■ **Rows from a dataset**:
-*-*-
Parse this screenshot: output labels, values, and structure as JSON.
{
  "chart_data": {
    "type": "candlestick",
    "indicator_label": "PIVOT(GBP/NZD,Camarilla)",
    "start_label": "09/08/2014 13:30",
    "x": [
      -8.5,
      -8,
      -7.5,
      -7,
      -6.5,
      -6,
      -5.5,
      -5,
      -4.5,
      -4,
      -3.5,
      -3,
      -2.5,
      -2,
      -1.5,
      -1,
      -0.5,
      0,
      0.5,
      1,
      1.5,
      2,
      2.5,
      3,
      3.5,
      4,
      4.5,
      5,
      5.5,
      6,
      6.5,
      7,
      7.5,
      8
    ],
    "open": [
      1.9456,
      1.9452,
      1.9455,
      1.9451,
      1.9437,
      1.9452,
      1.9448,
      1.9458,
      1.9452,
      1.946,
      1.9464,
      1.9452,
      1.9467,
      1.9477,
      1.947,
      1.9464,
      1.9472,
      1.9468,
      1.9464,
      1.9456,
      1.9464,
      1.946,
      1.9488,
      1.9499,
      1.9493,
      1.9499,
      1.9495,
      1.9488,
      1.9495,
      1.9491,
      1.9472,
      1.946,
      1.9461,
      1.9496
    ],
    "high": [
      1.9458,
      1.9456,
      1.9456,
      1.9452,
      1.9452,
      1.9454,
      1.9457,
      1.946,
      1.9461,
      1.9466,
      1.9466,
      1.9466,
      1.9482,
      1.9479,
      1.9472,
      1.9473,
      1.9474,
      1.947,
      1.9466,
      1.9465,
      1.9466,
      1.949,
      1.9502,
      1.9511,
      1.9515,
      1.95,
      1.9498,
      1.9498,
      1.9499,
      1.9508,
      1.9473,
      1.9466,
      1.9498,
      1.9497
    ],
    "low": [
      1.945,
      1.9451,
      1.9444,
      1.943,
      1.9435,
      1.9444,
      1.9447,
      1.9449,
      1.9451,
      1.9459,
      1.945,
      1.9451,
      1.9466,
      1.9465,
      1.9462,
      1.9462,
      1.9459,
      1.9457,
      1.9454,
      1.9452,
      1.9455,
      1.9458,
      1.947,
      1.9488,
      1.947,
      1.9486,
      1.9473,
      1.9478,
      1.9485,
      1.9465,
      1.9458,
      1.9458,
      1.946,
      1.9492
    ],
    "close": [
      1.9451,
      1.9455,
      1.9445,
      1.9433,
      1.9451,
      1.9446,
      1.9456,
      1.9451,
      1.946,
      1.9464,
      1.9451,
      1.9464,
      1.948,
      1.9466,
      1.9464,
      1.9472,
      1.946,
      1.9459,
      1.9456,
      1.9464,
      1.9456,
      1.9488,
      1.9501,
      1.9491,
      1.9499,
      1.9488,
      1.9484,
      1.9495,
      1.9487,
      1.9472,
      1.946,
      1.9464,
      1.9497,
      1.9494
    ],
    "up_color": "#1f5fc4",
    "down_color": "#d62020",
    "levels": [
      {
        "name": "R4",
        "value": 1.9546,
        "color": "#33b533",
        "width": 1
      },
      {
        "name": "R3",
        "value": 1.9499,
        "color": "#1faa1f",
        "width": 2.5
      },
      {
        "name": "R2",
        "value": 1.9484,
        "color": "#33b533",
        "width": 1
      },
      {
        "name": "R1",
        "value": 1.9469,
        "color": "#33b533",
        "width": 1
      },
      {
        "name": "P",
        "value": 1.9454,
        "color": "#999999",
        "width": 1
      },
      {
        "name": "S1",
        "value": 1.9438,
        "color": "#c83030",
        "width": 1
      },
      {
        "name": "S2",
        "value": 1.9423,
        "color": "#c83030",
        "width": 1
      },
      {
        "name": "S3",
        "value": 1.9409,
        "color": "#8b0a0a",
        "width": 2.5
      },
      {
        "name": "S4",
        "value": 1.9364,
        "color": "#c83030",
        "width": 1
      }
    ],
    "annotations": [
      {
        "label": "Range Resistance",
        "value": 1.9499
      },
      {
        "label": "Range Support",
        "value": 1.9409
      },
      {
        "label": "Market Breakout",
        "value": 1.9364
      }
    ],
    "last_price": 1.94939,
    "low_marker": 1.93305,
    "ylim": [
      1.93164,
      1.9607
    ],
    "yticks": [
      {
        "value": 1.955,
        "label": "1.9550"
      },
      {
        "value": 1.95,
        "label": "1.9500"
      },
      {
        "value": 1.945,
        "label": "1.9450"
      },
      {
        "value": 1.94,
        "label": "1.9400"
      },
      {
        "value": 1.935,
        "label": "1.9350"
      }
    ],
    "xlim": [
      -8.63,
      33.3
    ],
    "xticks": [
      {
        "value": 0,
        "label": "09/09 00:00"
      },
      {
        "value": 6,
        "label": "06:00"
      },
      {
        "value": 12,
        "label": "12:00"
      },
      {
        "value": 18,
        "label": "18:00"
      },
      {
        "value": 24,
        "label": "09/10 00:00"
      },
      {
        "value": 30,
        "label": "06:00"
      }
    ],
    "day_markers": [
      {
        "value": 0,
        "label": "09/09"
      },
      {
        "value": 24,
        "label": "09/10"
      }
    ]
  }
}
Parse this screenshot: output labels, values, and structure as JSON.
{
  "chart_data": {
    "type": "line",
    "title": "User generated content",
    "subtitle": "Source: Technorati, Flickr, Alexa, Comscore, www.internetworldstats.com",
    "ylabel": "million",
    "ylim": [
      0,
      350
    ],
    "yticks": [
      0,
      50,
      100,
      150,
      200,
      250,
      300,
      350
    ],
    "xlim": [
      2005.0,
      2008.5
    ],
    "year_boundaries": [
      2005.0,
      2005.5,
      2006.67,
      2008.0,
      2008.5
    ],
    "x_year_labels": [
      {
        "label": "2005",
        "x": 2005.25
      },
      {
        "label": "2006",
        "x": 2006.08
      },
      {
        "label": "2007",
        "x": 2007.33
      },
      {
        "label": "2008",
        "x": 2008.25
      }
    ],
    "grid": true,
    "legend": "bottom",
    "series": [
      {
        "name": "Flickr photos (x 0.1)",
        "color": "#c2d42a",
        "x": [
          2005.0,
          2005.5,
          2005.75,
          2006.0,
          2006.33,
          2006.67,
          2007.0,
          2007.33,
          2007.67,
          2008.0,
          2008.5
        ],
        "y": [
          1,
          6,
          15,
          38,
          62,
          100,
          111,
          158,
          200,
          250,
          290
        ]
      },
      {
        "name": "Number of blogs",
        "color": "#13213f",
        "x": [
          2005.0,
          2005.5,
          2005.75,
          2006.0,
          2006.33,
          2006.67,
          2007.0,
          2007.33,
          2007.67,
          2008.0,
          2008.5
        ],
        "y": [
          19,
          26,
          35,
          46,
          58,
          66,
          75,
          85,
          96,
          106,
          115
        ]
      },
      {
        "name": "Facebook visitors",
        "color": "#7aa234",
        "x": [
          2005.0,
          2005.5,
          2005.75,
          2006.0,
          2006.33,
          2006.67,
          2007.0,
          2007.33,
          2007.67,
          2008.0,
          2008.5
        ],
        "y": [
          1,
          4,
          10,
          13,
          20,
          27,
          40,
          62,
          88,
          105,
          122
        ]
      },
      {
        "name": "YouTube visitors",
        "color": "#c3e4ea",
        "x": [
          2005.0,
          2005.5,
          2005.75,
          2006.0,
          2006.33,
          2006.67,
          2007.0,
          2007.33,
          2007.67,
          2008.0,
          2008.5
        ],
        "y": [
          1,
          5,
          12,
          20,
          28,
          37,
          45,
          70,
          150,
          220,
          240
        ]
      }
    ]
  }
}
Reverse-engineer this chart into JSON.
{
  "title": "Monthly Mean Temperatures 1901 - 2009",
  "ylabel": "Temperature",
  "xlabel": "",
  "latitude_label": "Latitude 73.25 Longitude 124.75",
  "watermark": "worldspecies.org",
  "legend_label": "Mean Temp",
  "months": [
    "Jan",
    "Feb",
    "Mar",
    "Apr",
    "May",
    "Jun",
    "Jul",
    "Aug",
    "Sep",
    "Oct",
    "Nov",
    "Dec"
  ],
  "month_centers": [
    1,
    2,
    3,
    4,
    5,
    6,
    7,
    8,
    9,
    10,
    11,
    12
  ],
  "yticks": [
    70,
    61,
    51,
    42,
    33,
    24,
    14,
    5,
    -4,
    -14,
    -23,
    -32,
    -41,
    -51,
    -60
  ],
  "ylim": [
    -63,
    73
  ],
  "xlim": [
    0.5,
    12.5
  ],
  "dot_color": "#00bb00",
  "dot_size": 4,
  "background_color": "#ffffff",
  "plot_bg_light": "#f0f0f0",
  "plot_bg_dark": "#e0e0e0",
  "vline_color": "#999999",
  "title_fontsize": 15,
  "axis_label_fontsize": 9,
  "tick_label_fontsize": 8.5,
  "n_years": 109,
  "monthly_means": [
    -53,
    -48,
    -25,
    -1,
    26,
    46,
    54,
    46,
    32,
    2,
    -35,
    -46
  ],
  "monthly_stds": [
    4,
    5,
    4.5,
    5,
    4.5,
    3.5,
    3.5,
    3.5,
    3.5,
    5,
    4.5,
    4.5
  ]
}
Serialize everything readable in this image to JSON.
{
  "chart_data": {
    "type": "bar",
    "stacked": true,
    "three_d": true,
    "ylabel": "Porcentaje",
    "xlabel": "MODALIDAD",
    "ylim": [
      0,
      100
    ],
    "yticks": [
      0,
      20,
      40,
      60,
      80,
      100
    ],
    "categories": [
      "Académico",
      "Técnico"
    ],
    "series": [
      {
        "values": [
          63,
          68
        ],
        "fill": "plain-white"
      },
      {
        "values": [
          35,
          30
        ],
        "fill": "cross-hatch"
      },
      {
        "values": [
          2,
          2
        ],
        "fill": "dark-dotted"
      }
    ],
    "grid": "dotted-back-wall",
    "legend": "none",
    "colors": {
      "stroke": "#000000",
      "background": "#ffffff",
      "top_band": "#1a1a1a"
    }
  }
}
-*-*-
■ **Written request**:
Beginning at the line where "Serialize everything readable" appears, extract each line through the end of the data above; keep them exact and include nothing else.

■ **Completed task**:
Serialize everything readable in this image to JSON.
{
  "chart_data": {
    "type": "bar",
    "stacked": true,
    "three_d": true,
    "ylabel": "Porcentaje",
    "xlabel": "MODALIDAD",
    "ylim": [
      0,
      100
    ],
    "yticks": [
      0,
      20,
      40,
      60,
      80,
      100
    ],
    "categories": [
      "Académico",
      "Técnico"
    ],
    "series": [
      {
        "values": [
          63,
          68
        ],
        "fill": "plain-white"
      },
      {
        "values": [
          35,
          30
        ],
        "fill": "cross-hatch"
      },
      {
        "values": [
          2,
          2
        ],
        "fill": "dark-dotted"
      }
    ],
    "grid": "dotted-back-wall",
    "legend": "none",
    "colors": {
      "stroke": "#000000",
      "background": "#ffffff",
      "top_band": "#1a1a1a"
    }
  }
}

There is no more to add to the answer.